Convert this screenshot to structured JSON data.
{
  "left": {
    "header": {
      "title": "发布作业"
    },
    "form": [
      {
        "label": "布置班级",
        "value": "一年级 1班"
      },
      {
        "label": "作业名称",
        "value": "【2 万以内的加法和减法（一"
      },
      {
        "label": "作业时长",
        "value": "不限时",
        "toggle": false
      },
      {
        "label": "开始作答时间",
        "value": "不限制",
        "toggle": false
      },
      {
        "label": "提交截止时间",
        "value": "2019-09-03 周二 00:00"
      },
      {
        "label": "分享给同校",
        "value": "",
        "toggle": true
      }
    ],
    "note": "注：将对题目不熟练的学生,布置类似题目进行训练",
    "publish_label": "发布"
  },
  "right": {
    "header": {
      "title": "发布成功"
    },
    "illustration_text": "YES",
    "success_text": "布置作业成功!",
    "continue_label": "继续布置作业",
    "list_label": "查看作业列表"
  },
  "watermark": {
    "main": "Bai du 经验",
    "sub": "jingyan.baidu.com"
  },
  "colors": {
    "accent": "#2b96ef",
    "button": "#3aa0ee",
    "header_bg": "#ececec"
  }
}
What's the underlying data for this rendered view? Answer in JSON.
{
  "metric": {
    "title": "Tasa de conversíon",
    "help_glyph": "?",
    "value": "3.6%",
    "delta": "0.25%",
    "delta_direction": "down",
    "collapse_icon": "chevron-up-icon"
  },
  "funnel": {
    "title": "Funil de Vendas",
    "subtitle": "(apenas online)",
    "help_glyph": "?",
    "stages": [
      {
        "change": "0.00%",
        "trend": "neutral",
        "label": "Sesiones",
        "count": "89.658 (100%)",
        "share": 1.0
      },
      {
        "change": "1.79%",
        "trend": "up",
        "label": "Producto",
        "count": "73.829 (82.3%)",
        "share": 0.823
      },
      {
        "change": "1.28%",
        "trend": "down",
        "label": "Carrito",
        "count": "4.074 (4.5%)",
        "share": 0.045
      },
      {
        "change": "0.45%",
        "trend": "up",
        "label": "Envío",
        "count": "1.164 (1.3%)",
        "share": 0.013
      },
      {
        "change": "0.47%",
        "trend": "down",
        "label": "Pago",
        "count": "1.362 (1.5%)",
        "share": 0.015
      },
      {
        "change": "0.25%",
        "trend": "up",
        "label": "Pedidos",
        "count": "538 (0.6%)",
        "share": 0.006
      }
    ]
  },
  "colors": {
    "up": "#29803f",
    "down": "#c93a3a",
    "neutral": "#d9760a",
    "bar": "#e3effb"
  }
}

Set problem
Could you transcribe the records in full, exactly?

Output below
Convert this screenshot to structured JSON data.
{
  "left": {
    "header": {
      "title": "发布作业"
    },
    "form": [
      {
        "label": "布置班级",
        "value": "一年级 1班"
      },
      {
        "label": "作业名称",
        "value": "【2 万以内的加法和减法（一"
      },
      {
        "label": "作业时长",
        "value": "不限时",
        "toggle": false
      },
      {
        "label": "开始作答时间",
        "value": "不限制",
        "toggle": false
      },
      {
        "label": "提交截止时间",
        "value": "2019-09-03 周二 00:00"
      },
      {
        "label": "分享给同校",
        "value": "",
        "toggle": true
      }
    ],
    "note": "注：将对题目不熟练的学生,布置类似题目进行训练",
    "publish_label": "发布"
  },
  "right": {
    "header": {
      "title": "发布成功"
    },
    "illustration_text": "YES",
    "success_text": "布置作业成功!",
    "continue_label": "继续布置作业",
    "list_label": "查看作业列表"
  },
  "watermark": {
    "main": "Bai du 经验",
    "sub": "jingyan.baidu.com"
  },
  "colors": {
    "accent": "#2b96ef",
    "button": "#3aa0ee",
    "header_bg": "#ececec"
  }
}
What's the underlying data for this rendered view? Answer in JSON.
{
  "metric": {
    "title": "Tasa de conversíon",
    "help_glyph": "?",
    "value": "3.6%",
    "delta": "0.25%",
    "delta_direction": "down",
    "collapse_icon": "chevron-up-icon"
  },
  "funnel": {
    "title": "Funil de Vendas",
    "subtitle": "(apenas online)",
    "help_glyph": "?",
    "stages": [
      {
        "change": "0.00%",
        "trend": "neutral",
        "label": "Sesiones",
        "count": "89.658 (100%)",
        "share": 1.0
      },
      {
        "change": "1.79%",
        "trend": "up",
        "label": "Producto",
        "count": "73.829 (82.3%)",
        "share": 0.823
      },
      {
        "change": "1.28%",
        "trend": "down",
        "label": "Carrito",
        "count": "4.074 (4.5%)",
        "share": 0.045
      },
      {
        "change": "0.45%",
        "trend": "up",
        "label": "Envío",
        "count": "1.164 (1.3%)",
        "share": 0.013
      },
      {
        "change": "0.47%",
        "trend": "down",
        "label": "Pago",
        "count": "1.362 (1.5%)",
        "share": 0.015
      },
      {
        "change": "0.25%",
        "trend": "up",
        "label": "Pedidos",
        "count": "538 (0.6%)",
        "share": 0.006
      }
    ]
  },
  "colors": {
    "up": "#29803f",
    "down": "#c93a3a",
    "neutral": "#d9760a",
    "bar": "#e3effb"
  }
}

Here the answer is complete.